▶ [Direction a] Reproduce the passage on factoring and cash flow word for word, from "Improving cash flow can" through "or NI contributions.".
___ Page excerpt
• How Does Factoring Improve Your Cash Flow

    Improving cash flow can be a major dilemma for a business. Often money is just not being received fast enough to meet your outgoings in a timely manner.

    How factoring can be used to improve the cash flow of your business.The Effects Of Poor Flow Of Money Through A Business

    The effects of having poor cash flow and flow of money through a business may include:

    • Not being able to pay your creditors on time (or at all).
    • Being under constant pressure from creditors pressing for payment.
    • Being unable to meet your staff payroll.
    • Owing tax e.g. VAT, PAYE or NI contributions.
    • Constantly having to chase up unpaid invoices.
    • Being unable to draw money for yourself out of your business.
    • Not being able to focus on growth and sales.

    If your cash flow gets too bad, creditors such as trade creditors (that you purchase supplies from) or HMRC could end up taking legal action against you, and that could ultimately wound up your business. Keeping the cash flowing through a business is essential, and using factoring is one way of improving that money flow.

    How Does Factoring Improve Cash Flow?
______
___ Records provided
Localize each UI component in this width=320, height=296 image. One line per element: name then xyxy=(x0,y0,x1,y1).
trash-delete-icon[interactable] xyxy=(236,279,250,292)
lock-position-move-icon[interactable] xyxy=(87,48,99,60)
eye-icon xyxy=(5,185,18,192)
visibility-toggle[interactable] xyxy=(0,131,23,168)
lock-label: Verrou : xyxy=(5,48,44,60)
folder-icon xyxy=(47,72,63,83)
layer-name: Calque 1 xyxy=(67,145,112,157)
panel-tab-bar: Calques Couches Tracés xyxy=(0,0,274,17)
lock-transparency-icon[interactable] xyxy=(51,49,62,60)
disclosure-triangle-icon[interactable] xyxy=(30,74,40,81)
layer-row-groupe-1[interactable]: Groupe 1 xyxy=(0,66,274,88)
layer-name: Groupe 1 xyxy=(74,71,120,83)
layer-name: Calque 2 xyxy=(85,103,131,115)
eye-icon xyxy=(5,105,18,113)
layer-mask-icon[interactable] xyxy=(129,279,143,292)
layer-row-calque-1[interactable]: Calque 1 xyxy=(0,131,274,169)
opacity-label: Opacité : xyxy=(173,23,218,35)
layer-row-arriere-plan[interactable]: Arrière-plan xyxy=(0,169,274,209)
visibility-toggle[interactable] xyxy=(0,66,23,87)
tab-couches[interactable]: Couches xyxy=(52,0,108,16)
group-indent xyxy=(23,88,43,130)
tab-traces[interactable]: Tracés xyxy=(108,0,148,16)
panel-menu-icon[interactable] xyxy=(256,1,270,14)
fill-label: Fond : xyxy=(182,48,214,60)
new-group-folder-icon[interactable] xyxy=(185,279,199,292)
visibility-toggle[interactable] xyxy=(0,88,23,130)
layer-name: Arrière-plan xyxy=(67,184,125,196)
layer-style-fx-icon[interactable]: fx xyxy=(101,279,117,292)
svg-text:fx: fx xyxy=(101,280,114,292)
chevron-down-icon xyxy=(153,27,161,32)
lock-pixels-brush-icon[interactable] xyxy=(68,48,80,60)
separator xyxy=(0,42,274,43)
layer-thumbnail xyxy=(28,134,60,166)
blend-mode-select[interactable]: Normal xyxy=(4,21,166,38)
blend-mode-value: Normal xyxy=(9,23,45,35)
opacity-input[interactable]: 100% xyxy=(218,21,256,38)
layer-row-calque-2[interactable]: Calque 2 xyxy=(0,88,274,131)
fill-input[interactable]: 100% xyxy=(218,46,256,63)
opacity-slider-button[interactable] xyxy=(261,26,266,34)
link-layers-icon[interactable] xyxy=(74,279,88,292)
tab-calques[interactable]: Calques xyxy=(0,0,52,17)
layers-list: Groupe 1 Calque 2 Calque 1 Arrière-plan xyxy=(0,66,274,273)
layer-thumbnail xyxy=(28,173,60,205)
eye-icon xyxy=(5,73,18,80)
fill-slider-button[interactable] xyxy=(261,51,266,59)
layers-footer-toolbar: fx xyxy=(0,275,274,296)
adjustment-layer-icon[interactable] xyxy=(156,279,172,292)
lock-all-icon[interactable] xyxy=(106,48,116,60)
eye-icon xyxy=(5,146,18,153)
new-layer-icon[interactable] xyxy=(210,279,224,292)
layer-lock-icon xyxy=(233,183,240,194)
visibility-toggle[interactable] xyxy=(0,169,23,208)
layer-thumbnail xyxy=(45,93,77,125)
______
▶ [Direction b] Return the rows verbatim, from the first row through the row containing "fill-slider-button[interactable] xyxy=(261,51,266,59)", with both included.

▶ [Task solution a]
Improving cash flow can be a major dilemma for a business. Often money is just not being received fast enough to meet your outgoings in a timely manner.

    How factoring can be used to improve the cash flow of your business.The Effects Of Poor Flow Of Money Through A Business

    The effects of having poor cash flow and flow of money through a business may include:

    • Not being able to pay your creditors on time (or at all).
    • Being under constant pressure from creditors pressing for payment.
    • Being unable to meet your staff payroll.
    • Owing tax e.g. VAT, PAYE or NI contributions.

▶ [Task solution b]
Localize each UI component in this width=320, height=296 image. One line per element: name then xyxy=(x0,y0,x1,y1).
trash-delete-icon[interactable] xyxy=(236,279,250,292)
lock-position-move-icon[interactable] xyxy=(87,48,99,60)
eye-icon xyxy=(5,185,18,192)
visibility-toggle[interactable] xyxy=(0,131,23,168)
lock-label: Verrou : xyxy=(5,48,44,60)
folder-icon xyxy=(47,72,63,83)
layer-name: Calque 1 xyxy=(67,145,112,157)
panel-tab-bar: Calques Couches Tracés xyxy=(0,0,274,17)
lock-transparency-icon[interactable] xyxy=(51,49,62,60)
disclosure-triangle-icon[interactable] xyxy=(30,74,40,81)
layer-row-groupe-1[interactable]: Groupe 1 xyxy=(0,66,274,88)
layer-name: Groupe 1 xyxy=(74,71,120,83)
layer-name: Calque 2 xyxy=(85,103,131,115)
eye-icon xyxy=(5,105,18,113)
layer-mask-icon[interactable] xyxy=(129,279,143,292)
layer-row-calque-1[interactable]: Calque 1 xyxy=(0,131,274,169)
opacity-label: Opacité : xyxy=(173,23,218,35)
layer-row-arriere-plan[interactable]: Arrière-plan xyxy=(0,169,274,209)
visibility-toggle[interactable] xyxy=(0,66,23,87)
tab-couches[interactable]: Couches xyxy=(52,0,108,16)
group-indent xyxy=(23,88,43,130)
tab-traces[interactable]: Tracés xyxy=(108,0,148,16)
panel-menu-icon[interactable] xyxy=(256,1,270,14)
fill-label: Fond : xyxy=(182,48,214,60)
new-group-folder-icon[interactable] xyxy=(185,279,199,292)
visibility-toggle[interactable] xyxy=(0,88,23,130)
layer-name: Arrière-plan xyxy=(67,184,125,196)
layer-style-fx-icon[interactable]: fx xyxy=(101,279,117,292)
svg-text:fx: fx xyxy=(101,280,114,292)
chevron-down-icon xyxy=(153,27,161,32)
lock-pixels-brush-icon[interactable] xyxy=(68,48,80,60)
separator xyxy=(0,42,274,43)
layer-thumbnail xyxy=(28,134,60,166)
blend-mode-select[interactable]: Normal xyxy=(4,21,166,38)
blend-mode-value: Normal xyxy=(9,23,45,35)
opacity-input[interactable]: 100% xyxy=(218,21,256,38)
layer-row-calque-2[interactable]: Calque 2 xyxy=(0,88,274,131)
fill-input[interactable]: 100% xyxy=(218,46,256,63)
opacity-slider-button[interactable] xyxy=(261,26,266,34)
link-layers-icon[interactable] xyxy=(74,279,88,292)
tab-calques[interactable]: Calques xyxy=(0,0,52,17)
layers-list: Groupe 1 Calque 2 Calque 1 Arrière-plan xyxy=(0,66,274,273)
layer-thumbnail xyxy=(28,173,60,205)
eye-icon xyxy=(5,73,18,80)
fill-slider-button[interactable] xyxy=(261,51,266,59)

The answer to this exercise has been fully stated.